*DIRECTIONS*:
Repeat every entry word for word, but leave the images out of your copy.

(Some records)
* * *

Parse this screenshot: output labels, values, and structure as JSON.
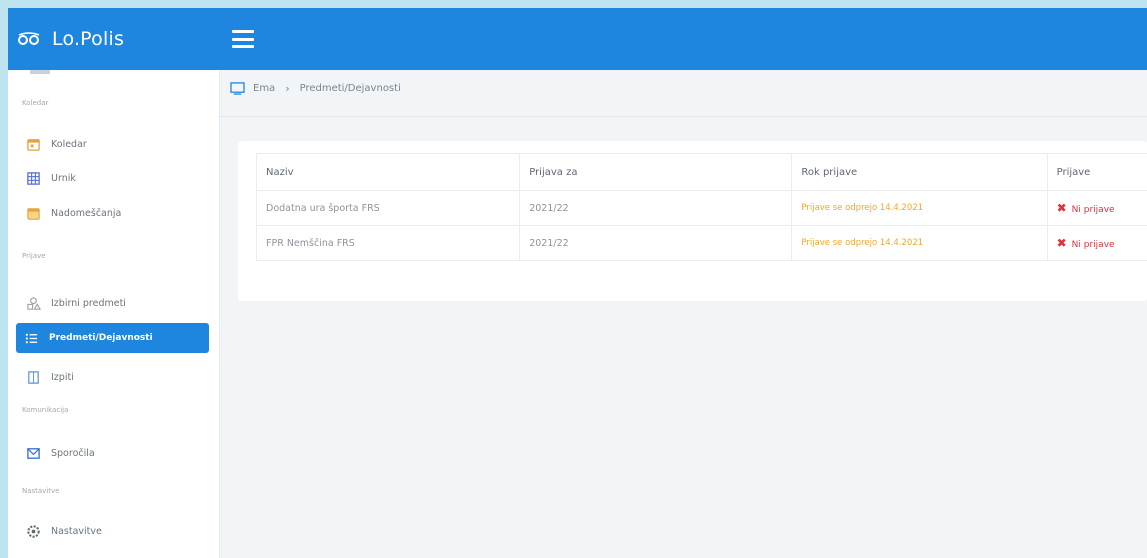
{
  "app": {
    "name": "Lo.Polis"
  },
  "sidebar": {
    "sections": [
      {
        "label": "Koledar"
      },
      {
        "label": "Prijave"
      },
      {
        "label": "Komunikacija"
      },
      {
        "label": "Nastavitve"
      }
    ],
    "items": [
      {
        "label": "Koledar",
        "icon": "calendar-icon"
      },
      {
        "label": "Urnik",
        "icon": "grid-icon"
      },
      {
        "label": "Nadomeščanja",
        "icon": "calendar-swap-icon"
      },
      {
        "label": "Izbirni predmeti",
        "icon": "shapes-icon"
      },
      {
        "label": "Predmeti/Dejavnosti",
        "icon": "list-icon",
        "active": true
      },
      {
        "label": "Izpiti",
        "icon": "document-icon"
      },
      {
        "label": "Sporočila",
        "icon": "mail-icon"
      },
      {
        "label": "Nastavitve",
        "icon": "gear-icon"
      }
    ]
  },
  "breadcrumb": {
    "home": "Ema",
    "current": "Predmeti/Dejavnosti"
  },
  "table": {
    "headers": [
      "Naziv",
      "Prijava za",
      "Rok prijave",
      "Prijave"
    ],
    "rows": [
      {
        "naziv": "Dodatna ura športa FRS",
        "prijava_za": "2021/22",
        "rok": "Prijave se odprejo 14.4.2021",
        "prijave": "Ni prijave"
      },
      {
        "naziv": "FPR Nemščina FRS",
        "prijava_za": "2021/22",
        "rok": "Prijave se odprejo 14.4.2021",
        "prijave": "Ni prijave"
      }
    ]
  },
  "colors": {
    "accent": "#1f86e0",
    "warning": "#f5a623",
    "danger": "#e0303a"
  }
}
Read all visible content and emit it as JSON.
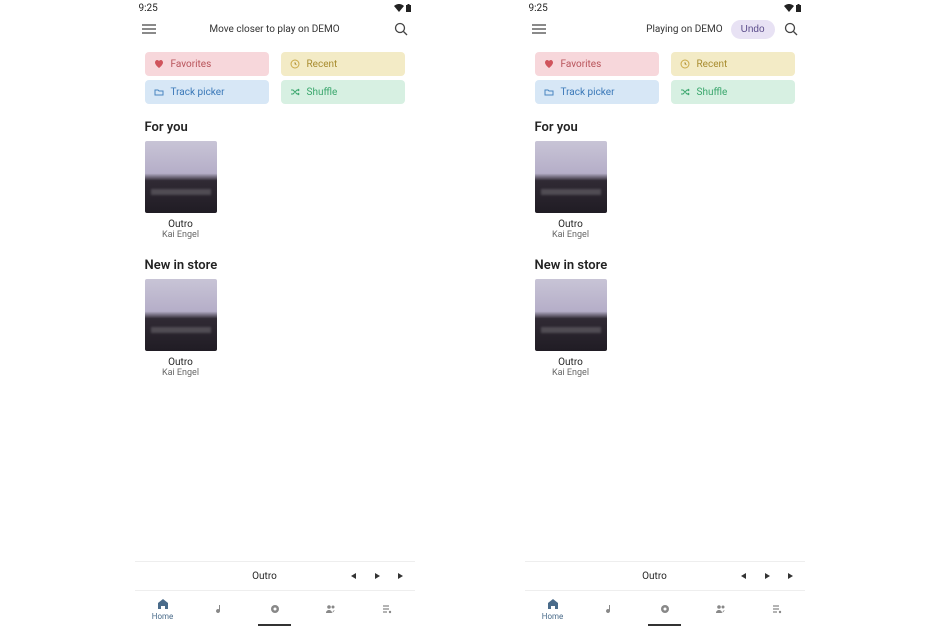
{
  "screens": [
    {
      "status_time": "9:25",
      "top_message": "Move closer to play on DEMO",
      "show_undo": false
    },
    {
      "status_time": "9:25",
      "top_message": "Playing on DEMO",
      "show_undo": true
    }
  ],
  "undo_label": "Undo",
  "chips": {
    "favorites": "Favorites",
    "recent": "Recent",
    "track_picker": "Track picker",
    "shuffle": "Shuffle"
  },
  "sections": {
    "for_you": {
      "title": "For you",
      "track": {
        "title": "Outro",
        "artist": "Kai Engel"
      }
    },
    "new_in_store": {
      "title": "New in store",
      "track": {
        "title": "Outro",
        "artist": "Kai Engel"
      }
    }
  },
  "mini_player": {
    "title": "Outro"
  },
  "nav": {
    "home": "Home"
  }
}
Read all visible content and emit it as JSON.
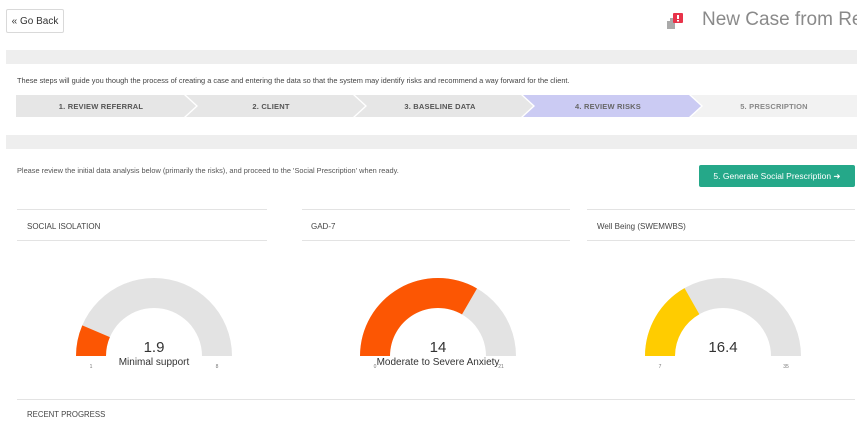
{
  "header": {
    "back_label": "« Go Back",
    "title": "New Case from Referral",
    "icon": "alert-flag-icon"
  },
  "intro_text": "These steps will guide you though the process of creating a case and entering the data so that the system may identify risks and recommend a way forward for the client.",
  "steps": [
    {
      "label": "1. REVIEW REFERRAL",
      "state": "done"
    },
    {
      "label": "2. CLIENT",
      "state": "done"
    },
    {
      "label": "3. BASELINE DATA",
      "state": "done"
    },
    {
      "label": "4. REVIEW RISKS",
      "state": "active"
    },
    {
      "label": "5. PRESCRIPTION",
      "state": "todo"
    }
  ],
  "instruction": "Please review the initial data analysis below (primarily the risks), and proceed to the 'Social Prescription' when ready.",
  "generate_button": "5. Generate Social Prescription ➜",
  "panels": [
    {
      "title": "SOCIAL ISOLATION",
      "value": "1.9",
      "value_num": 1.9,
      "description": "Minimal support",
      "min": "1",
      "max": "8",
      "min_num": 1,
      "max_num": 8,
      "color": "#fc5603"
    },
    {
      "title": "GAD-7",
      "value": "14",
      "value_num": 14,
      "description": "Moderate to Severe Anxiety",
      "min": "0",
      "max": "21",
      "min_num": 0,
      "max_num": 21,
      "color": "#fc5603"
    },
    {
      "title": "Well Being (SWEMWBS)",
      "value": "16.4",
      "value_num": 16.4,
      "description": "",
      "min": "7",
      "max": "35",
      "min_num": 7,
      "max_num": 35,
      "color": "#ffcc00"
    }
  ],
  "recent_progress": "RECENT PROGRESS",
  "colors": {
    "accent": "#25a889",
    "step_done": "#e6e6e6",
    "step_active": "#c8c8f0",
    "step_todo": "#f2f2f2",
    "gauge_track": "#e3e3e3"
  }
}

* * *

*ANSWER FOR THE TASK*:
Parse this screenshot: output labels, values, and structure as JSON.
{
  "app": {
    "name": "Lo.Polis"
  },
  "sidebar": {
    "sections": [
      {
        "label": "Koledar"
      },
      {
        "label": "Prijave"
      },
      {
        "label": "Komunikacija"
      },
      {
        "label": "Nastavitve"
      }
    ],
    "items": [
      {
        "label": "Koledar",
        "icon": "calendar-icon"
      },
      {
        "label": "Urnik",
        "icon": "grid-icon"
      },
      {
        "label": "Nadomeščanja",
        "icon": "calendar-swap-icon"
      },
      {
        "label": "Izbirni predmeti",
        "icon": "shapes-icon"
      },
      {
        "label": "Predmeti/Dejavnosti",
        "icon": "list-icon",
        "active": true
      },
      {
        "label": "Izpiti",
        "icon": "document-icon"
      },
      {
        "label": "Sporočila",
        "icon": "mail-icon"
      },
      {
        "label": "Nastavitve",
        "icon": "gear-icon"
      }
    ]
  },
  "breadcrumb": {
    "home": "Ema",
    "current": "Predmeti/Dejavnosti"
  },
  "table": {
    "headers": [
      "Naziv",
      "Prijava za",
      "Rok prijave",
      "Prijave"
    ],
    "rows": [
      {
        "naziv": "Dodatna ura športa FRS",
        "prijava_za": "2021/22",
        "rok": "Prijave se odprejo 14.4.2021",
        "prijave": "Ni prijave"
      },
      {
        "naziv": "FPR Nemščina FRS",
        "prijava_za": "2021/22",
        "rok": "Prijave se odprejo 14.4.2021",
        "prijave": "Ni prijave"
      }
    ]
  },
  "colors": {
    "accent": "#1f86e0",
    "warning": "#f5a623",
    "danger": "#e0303a"
  }
}
Read all visible content and emit it as JSON.
{
  "screens": [
    {
      "status_time": "9:25",
      "top_message": "Move closer to play on DEMO",
      "show_undo": false
    },
    {
      "status_time": "9:25",
      "top_message": "Playing on DEMO",
      "show_undo": true
    }
  ],
  "undo_label": "Undo",
  "chips": {
    "favorites": "Favorites",
    "recent": "Recent",
    "track_picker": "Track picker",
    "shuffle": "Shuffle"
  },
  "sections": {
    "for_you": {
      "title": "For you",
      "track": {
        "title": "Outro",
        "artist": "Kai Engel"
      }
    },
    "new_in_store": {
      "title": "New in store",
      "track": {
        "title": "Outro",
        "artist": "Kai Engel"
      }
    }
  },
  "mini_player": {
    "title": "Outro"
  },
  "nav": {
    "home": "Home"
  }
}
Read all visible content and emit it as JSON.
{
  "header": {
    "back_label": "« Go Back",
    "title": "New Case from Referral",
    "icon": "alert-flag-icon"
  },
  "intro_text": "These steps will guide you though the process of creating a case and entering the data so that the system may identify risks and recommend a way forward for the client.",
  "steps": [
    {
      "label": "1. REVIEW REFERRAL",
      "state": "done"
    },
    {
      "label": "2. CLIENT",
      "state": "done"
    },
    {
      "label": "3. BASELINE DATA",
      "state": "done"
    },
    {
      "label": "4. REVIEW RISKS",
      "state": "active"
    },
    {
      "label": "5. PRESCRIPTION",
      "state": "todo"
    }
  ],
  "instruction": "Please review the initial data analysis below (primarily the risks), and proceed to the 'Social Prescription' when ready.",
  "generate_button": "5. Generate Social Prescription ➜",
  "panels": [
    {
      "title": "SOCIAL ISOLATION",
      "value": "1.9",
      "value_num": 1.9,
      "description": "Minimal support",
      "min": "1",
      "max": "8",
      "min_num": 1,
      "max_num": 8,
      "color": "#fc5603"
    },
    {
      "title": "GAD-7",
      "value": "14",
      "value_num": 14,
      "description": "Moderate to Severe Anxiety",
      "min": "0",
      "max": "21",
      "min_num": 0,
      "max_num": 21,
      "color": "#fc5603"
    },
    {
      "title": "Well Being (SWEMWBS)",
      "value": "16.4",
      "value_num": 16.4,
      "description": "",
      "min": "7",
      "max": "35",
      "min_num": 7,
      "max_num": 35,
      "color": "#ffcc00"
    }
  ],
  "recent_progress": "RECENT PROGRESS",
  "colors": {
    "accent": "#25a889",
    "step_done": "#e6e6e6",
    "step_active": "#c8c8f0",
    "step_todo": "#f2f2f2",
    "gauge_track": "#e3e3e3"
  }
}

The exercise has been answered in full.